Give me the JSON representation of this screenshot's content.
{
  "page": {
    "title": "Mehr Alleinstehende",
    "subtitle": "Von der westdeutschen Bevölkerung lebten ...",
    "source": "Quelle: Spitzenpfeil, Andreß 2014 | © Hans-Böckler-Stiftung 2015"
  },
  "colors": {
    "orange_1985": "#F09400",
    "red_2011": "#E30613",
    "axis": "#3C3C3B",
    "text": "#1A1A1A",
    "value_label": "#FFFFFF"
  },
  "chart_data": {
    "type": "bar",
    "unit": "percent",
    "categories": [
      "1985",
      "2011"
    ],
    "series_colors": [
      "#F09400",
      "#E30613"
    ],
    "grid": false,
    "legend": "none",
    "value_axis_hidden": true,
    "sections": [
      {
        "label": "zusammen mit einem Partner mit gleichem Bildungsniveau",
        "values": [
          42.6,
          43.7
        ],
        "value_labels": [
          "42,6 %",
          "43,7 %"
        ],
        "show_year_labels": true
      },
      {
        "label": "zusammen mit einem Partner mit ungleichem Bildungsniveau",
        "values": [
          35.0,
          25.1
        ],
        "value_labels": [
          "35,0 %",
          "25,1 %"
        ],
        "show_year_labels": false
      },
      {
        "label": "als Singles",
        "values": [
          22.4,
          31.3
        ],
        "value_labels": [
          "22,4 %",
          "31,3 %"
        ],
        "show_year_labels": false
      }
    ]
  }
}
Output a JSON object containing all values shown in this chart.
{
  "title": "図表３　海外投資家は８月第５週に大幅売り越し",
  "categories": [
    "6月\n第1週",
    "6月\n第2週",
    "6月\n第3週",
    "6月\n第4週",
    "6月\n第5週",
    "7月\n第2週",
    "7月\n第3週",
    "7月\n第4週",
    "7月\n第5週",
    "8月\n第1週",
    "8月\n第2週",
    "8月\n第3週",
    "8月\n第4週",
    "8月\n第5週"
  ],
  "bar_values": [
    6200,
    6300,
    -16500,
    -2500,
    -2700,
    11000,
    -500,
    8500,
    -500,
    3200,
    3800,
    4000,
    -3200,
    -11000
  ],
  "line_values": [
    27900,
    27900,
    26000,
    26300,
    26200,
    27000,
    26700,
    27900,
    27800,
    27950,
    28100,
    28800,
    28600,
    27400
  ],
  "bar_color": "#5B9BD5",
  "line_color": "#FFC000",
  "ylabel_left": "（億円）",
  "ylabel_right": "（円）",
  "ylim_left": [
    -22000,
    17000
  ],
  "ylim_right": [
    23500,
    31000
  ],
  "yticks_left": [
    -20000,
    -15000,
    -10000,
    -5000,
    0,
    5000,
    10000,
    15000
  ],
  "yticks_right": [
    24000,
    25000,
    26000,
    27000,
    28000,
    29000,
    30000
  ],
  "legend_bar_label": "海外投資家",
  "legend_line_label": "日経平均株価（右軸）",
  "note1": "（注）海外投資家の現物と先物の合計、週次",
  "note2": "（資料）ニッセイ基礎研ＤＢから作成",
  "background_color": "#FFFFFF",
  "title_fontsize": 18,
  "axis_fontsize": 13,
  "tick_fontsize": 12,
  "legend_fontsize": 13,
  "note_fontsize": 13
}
-----
### TASK
Reproduce exactly the line that holds "Output a JSON", then every line after it, ending with the final line of the records above.

### TASK RESULT
Output a JSON object containing all values shown in this chart.
{
  "title": "図表３　海外投資家は８月第５週に大幅売り越し",
  "categories": [
    "6月\n第1週",
    "6月\n第2週",
    "6月\n第3週",
    "6月\n第4週",
    "6月\n第5週",
    "7月\n第2週",
    "7月\n第3週",
    "7月\n第4週",
    "7月\n第5週",
    "8月\n第1週",
    "8月\n第2週",
    "8月\n第3週",
    "8月\n第4週",
    "8月\n第5週"
  ],
  "bar_values": [
    6200,
    6300,
    -16500,
    -2500,
    -2700,
    11000,
    -500,
    8500,
    -500,
    3200,
    3800,
    4000,
    -3200,
    -11000
  ],
  "line_values": [
    27900,
    27900,
    26000,
    26300,
    26200,
    27000,
    26700,
    27900,
    27800,
    27950,
    28100,
    28800,
    28600,
    27400
  ],
  "bar_color": "#5B9BD5",
  "line_color": "#FFC000",
  "ylabel_left": "（億円）",
  "ylabel_right": "（円）",
  "ylim_left": [
    -22000,
    17000
  ],
  "ylim_right": [
    23500,
    31000
  ],
  "yticks_left": [
    -20000,
    -15000,
    -10000,
    -5000,
    0,
    5000,
    10000,
    15000
  ],
  "yticks_right": [
    24000,
    25000,
    26000,
    27000,
    28000,
    29000,
    30000
  ],
  "legend_bar_label": "海外投資家",
  "legend_line_label": "日経平均株価（右軸）",
  "note1": "（注）海外投資家の現物と先物の合計、週次",
  "note2": "（資料）ニッセイ基礎研ＤＢから作成",
  "background_color": "#FFFFFF",
  "title_fontsize": 18,
  "axis_fontsize": 13,
  "tick_fontsize": 12,
  "legend_fontsize": 13,
  "note_fontsize": 13
}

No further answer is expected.